TASK REQUIREMENTS>
Below are the records; copy each line in them that holds the word "sapien".

--------

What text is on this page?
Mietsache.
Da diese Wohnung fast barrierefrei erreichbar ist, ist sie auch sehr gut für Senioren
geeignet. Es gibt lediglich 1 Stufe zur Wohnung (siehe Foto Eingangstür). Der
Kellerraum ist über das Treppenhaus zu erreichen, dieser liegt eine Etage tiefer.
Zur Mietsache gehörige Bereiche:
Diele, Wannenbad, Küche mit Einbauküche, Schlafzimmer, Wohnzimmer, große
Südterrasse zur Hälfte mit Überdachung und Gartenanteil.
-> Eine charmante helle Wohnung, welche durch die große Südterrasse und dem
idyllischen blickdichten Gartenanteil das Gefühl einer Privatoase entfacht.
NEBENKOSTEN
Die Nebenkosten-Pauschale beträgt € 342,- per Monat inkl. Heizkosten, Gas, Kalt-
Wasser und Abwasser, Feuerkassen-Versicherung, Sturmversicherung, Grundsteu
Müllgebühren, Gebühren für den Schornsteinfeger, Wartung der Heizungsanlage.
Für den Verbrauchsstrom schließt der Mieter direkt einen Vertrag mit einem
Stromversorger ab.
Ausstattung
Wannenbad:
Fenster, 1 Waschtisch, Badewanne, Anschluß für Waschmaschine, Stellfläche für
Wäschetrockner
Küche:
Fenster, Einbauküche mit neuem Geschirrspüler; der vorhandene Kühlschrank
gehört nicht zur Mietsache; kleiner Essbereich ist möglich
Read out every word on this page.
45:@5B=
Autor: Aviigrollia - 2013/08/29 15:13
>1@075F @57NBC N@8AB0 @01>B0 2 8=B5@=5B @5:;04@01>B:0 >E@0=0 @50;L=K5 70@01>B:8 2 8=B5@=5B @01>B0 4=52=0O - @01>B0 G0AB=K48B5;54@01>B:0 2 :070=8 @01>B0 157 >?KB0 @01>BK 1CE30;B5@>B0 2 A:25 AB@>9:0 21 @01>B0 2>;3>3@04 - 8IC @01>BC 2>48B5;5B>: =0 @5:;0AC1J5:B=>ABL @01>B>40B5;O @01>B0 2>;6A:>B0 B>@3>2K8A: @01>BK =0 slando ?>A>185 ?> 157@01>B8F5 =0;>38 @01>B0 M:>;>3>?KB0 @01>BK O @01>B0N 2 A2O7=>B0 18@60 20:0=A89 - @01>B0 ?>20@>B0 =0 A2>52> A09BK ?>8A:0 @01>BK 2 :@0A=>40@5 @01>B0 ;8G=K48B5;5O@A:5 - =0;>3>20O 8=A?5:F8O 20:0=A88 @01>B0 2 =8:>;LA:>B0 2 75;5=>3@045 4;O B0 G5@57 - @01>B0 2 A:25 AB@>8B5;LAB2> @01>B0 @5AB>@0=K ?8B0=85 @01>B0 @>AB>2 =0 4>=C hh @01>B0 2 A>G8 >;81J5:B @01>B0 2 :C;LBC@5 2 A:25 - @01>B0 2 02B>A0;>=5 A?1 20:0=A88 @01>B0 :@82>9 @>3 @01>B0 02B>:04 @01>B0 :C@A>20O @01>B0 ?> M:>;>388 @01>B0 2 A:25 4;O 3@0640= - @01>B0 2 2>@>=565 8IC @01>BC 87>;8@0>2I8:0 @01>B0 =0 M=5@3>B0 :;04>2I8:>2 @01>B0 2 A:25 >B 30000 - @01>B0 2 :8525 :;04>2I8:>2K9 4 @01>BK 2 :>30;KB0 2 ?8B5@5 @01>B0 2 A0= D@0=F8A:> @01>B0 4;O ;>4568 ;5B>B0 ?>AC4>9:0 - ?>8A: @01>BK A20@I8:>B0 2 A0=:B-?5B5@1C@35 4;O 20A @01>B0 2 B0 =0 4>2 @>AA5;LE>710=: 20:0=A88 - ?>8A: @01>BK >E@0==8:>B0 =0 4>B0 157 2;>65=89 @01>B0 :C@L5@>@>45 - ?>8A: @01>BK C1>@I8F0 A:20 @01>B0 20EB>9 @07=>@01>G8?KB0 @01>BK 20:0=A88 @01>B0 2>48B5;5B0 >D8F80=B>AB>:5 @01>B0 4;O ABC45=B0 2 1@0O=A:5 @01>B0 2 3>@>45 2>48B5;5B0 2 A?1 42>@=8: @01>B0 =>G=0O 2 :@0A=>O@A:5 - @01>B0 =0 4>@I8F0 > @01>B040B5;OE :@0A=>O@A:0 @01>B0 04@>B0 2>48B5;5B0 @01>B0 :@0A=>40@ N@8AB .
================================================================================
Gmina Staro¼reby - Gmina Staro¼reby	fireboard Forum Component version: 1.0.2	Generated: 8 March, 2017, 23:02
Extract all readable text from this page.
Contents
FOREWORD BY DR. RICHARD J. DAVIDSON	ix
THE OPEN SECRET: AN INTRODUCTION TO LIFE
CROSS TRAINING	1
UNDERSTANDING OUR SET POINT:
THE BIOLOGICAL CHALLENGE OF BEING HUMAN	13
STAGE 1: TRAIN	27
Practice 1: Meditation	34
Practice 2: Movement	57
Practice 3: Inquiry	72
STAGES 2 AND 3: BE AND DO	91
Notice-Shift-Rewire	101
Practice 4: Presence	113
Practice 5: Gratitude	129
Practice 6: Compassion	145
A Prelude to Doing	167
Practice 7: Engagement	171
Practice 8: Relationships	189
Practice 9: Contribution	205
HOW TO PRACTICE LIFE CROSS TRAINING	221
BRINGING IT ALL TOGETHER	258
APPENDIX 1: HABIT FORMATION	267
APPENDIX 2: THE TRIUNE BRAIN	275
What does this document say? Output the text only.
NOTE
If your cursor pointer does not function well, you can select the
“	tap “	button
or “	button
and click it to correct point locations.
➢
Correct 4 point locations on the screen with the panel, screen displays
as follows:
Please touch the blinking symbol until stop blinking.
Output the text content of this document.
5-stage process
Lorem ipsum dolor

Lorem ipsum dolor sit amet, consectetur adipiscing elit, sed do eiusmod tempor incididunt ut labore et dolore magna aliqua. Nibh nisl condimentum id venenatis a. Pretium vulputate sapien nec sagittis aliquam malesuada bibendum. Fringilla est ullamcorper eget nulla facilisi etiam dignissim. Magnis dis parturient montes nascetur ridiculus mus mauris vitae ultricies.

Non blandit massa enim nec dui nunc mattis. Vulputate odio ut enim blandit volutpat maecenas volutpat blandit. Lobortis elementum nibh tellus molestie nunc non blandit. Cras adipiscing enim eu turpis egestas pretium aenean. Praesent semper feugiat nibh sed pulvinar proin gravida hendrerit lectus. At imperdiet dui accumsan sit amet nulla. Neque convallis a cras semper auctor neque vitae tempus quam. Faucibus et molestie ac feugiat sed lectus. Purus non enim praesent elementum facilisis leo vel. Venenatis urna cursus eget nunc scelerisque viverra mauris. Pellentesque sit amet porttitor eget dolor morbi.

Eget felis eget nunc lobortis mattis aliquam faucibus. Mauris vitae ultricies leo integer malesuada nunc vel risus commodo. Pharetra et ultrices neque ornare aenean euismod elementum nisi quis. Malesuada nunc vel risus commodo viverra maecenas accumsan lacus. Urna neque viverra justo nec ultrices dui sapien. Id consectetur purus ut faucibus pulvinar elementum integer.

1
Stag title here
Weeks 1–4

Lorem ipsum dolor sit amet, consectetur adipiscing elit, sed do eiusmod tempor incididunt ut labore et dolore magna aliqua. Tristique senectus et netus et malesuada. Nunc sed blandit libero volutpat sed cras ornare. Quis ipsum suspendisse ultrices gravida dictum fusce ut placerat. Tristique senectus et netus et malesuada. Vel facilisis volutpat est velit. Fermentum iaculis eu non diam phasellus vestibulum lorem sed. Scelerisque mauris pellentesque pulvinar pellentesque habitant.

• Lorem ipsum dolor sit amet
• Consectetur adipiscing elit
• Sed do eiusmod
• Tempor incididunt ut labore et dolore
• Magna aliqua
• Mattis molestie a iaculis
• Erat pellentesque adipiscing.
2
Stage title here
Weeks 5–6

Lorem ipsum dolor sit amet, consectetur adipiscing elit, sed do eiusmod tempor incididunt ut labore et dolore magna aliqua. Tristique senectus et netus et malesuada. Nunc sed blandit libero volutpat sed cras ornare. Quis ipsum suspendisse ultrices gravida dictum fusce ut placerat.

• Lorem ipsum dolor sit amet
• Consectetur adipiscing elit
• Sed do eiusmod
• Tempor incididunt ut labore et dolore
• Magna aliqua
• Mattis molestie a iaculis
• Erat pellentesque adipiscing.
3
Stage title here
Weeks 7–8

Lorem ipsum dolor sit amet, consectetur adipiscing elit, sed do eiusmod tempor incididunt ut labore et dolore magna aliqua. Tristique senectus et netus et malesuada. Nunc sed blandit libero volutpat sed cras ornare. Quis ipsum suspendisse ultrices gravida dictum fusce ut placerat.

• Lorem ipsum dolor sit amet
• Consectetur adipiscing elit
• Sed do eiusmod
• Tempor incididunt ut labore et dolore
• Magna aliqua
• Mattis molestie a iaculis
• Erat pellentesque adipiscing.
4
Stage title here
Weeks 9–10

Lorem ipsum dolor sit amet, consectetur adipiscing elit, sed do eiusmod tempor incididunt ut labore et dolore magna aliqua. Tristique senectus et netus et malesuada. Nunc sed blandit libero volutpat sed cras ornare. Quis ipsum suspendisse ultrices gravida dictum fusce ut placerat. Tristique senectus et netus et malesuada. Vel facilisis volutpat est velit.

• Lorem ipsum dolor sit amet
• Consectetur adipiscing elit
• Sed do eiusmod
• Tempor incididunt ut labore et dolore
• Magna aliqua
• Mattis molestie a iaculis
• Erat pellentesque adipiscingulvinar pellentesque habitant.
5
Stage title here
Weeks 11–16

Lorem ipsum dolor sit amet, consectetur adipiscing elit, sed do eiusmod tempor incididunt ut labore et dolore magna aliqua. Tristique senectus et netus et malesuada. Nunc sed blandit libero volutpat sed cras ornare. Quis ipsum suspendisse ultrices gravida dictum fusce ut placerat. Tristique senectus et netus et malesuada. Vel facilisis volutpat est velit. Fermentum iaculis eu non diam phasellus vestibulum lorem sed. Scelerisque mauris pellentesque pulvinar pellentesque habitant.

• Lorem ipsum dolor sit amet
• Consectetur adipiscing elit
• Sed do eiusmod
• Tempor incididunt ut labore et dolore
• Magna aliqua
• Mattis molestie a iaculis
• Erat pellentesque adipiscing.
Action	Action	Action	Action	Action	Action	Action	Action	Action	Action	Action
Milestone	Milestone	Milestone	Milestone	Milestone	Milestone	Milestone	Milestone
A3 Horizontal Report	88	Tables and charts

--------

EXERCISE OUTPUT>
Lorem ipsum dolor sit amet, consectetur adipiscing elit, sed do eiusmod tempor incididunt ut labore et dolore magna aliqua. Nibh nisl condimentum id venenatis a. Pretium vulputate sapien nec sagittis aliquam malesuada bibendum. Fringilla est ullamcorper eget nulla facilisi etiam dignissim. Magnis dis parturient montes nascetur ridiculus mus mauris vitae ultricies.
Eget felis eget nunc lobortis mattis aliquam faucibus. Mauris vitae ultricies leo integer malesuada nunc vel risus commodo. Pharetra et ultrices neque ornare aenean euismod elementum nisi quis. Malesuada nunc vel risus commodo viverra maecenas accumsan lacus. Urna neque viverra justo nec ultrices dui sapien. Id consectetur purus ut faucibus pulvinar elementum integer.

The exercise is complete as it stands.